**THE TASK**. Every entry must be repeated exactly. Exclude all pictures.

**MATERIAL TO PROCESS**.
————
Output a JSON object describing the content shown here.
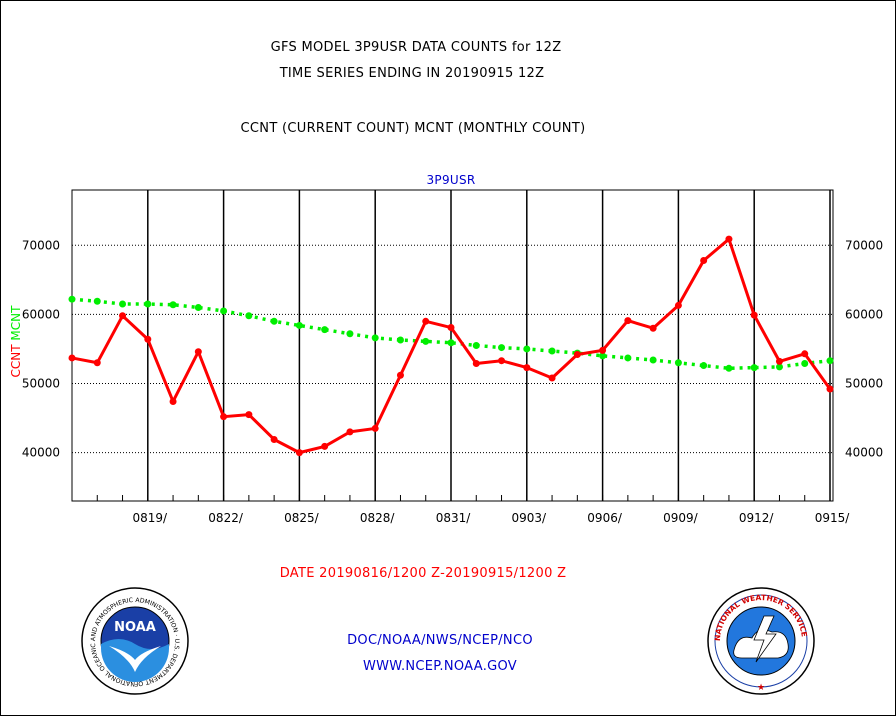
{
  "header": {
    "title_line1": "GFS MODEL 3P9USR DATA COUNTS for 12Z",
    "title_line2": "TIME SERIES ENDING IN 20190915 12Z",
    "subtitle": "CCNT (CURRENT COUNT) MCNT (MONTHLY COUNT)",
    "plot_label": "3P9USR"
  },
  "footer": {
    "date_range": "DATE 20190816/1200 Z-20190915/1200 Z",
    "org": "DOC/NOAA/NWS/NCEP/NCO",
    "url": "WWW.NCEP.NOAA.GOV"
  },
  "logos": {
    "left": {
      "name": "noaa-logo",
      "text": "NOAA",
      "ring_text": "NATIONAL OCEANIC AND ATMOSPHERIC ADMINISTRATION · U.S. DEPARTMENT OF COMMERCE"
    },
    "right": {
      "name": "nws-logo",
      "ring_text": "NATIONAL WEATHER SERVICE"
    }
  },
  "colors": {
    "ccnt": "#ff0000",
    "mcnt": "#00ee00",
    "text_blue": "#0000cc",
    "text_red": "#ff0000"
  },
  "chart_data": {
    "type": "line",
    "title": "GFS MODEL 3P9USR DATA COUNTS for 12Z",
    "ylabel_left": [
      "CCNT",
      "MCNT"
    ],
    "ylim": [
      33000,
      78000
    ],
    "yticks": [
      40000,
      50000,
      60000,
      70000
    ],
    "ytick_labels": [
      "40000",
      "50000",
      "60000",
      "70000"
    ],
    "x_day_range": [
      16,
      46
    ],
    "xticks_day": [
      19,
      22,
      25,
      28,
      31,
      34,
      37,
      40,
      43,
      46
    ],
    "xtick_labels": [
      "0819/",
      "0822/",
      "0825/",
      "0828/",
      "0831/",
      "0903/",
      "0906/",
      "0909/",
      "0912/",
      "0915/"
    ],
    "grid": true,
    "series": [
      {
        "name": "CCNT",
        "day": [
          16,
          17,
          18,
          19,
          20,
          21,
          22,
          23,
          24,
          25,
          26,
          27,
          28,
          29,
          30,
          31,
          32,
          33,
          34,
          35,
          36,
          37,
          38,
          39,
          40,
          41,
          42,
          43,
          44,
          45,
          46
        ],
        "values": [
          53700,
          53000,
          59800,
          56400,
          47400,
          54600,
          45200,
          45500,
          41900,
          40000,
          40900,
          43000,
          43500,
          51200,
          59000,
          58100,
          52900,
          53300,
          52300,
          50800,
          54200,
          54800,
          59100,
          58000,
          61300,
          67800,
          70900,
          59900,
          53200,
          54300,
          49200
        ]
      },
      {
        "name": "MCNT",
        "day": [
          16,
          17,
          18,
          19,
          20,
          21,
          22,
          23,
          24,
          25,
          26,
          27,
          28,
          29,
          30,
          31,
          32,
          33,
          34,
          35,
          36,
          37,
          38,
          39,
          40,
          41,
          42,
          43,
          44,
          45,
          46
        ],
        "values": [
          62200,
          61900,
          61500,
          61500,
          61400,
          61000,
          60500,
          59800,
          59000,
          58400,
          57800,
          57200,
          56600,
          56300,
          56100,
          55900,
          55500,
          55200,
          55000,
          54700,
          54400,
          54000,
          53700,
          53400,
          53000,
          52600,
          52200,
          52300,
          52400,
          52900,
          53300
        ]
      }
    ]
  }
}
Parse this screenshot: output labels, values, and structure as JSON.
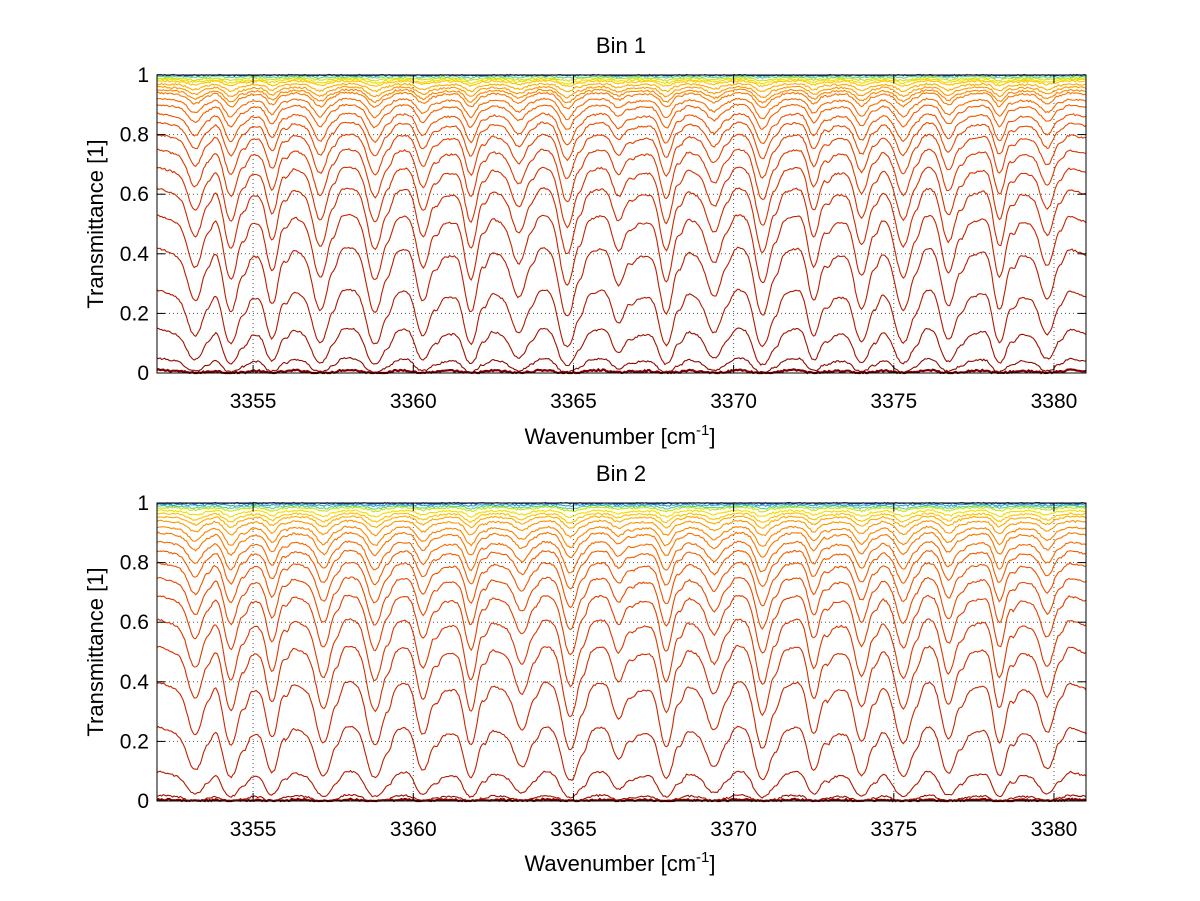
————
**EXERCISE RESPONSE**.
Output a JSON object describing the content shown here.
{
  "header": {
    "title_line1": "GFS MODEL 3P9USR DATA COUNTS for 12Z",
    "title_line2": "TIME SERIES ENDING IN 20190915 12Z",
    "subtitle": "CCNT (CURRENT COUNT) MCNT (MONTHLY COUNT)",
    "plot_label": "3P9USR"
  },
  "footer": {
    "date_range": "DATE 20190816/1200 Z-20190915/1200 Z",
    "org": "DOC/NOAA/NWS/NCEP/NCO",
    "url": "WWW.NCEP.NOAA.GOV"
  },
  "logos": {
    "left": {
      "name": "noaa-logo",
      "text": "NOAA",
      "ring_text": "NATIONAL OCEANIC AND ATMOSPHERIC ADMINISTRATION · U.S. DEPARTMENT OF COMMERCE"
    },
    "right": {
      "name": "nws-logo",
      "ring_text": "NATIONAL WEATHER SERVICE"
    }
  },
  "colors": {
    "ccnt": "#ff0000",
    "mcnt": "#00ee00",
    "text_blue": "#0000cc",
    "text_red": "#ff0000"
  },
  "chart_data": {
    "type": "line",
    "title": "GFS MODEL 3P9USR DATA COUNTS for 12Z",
    "ylabel_left": [
      "CCNT",
      "MCNT"
    ],
    "ylim": [
      33000,
      78000
    ],
    "yticks": [
      40000,
      50000,
      60000,
      70000
    ],
    "ytick_labels": [
      "40000",
      "50000",
      "60000",
      "70000"
    ],
    "x_day_range": [
      16,
      46
    ],
    "xticks_day": [
      19,
      22,
      25,
      28,
      31,
      34,
      37,
      40,
      43,
      46
    ],
    "xtick_labels": [
      "0819/",
      "0822/",
      "0825/",
      "0828/",
      "0831/",
      "0903/",
      "0906/",
      "0909/",
      "0912/",
      "0915/"
    ],
    "grid": true,
    "series": [
      {
        "name": "CCNT",
        "day": [
          16,
          17,
          18,
          19,
          20,
          21,
          22,
          23,
          24,
          25,
          26,
          27,
          28,
          29,
          30,
          31,
          32,
          33,
          34,
          35,
          36,
          37,
          38,
          39,
          40,
          41,
          42,
          43,
          44,
          45,
          46
        ],
        "values": [
          53700,
          53000,
          59800,
          56400,
          47400,
          54600,
          45200,
          45500,
          41900,
          40000,
          40900,
          43000,
          43500,
          51200,
          59000,
          58100,
          52900,
          53300,
          52300,
          50800,
          54200,
          54800,
          59100,
          58000,
          61300,
          67800,
          70900,
          59900,
          53200,
          54300,
          49200
        ]
      },
      {
        "name": "MCNT",
        "day": [
          16,
          17,
          18,
          19,
          20,
          21,
          22,
          23,
          24,
          25,
          26,
          27,
          28,
          29,
          30,
          31,
          32,
          33,
          34,
          35,
          36,
          37,
          38,
          39,
          40,
          41,
          42,
          43,
          44,
          45,
          46
        ],
        "values": [
          62200,
          61900,
          61500,
          61500,
          61400,
          61000,
          60500,
          59800,
          59000,
          58400,
          57800,
          57200,
          56600,
          56300,
          56100,
          55900,
          55500,
          55200,
          55000,
          54700,
          54400,
          54000,
          53700,
          53400,
          53000,
          52600,
          52200,
          52300,
          52400,
          52900,
          53300
        ]
      }
    ]
  }
}
Parse this screenshot: output labels, values, and structure as JSON.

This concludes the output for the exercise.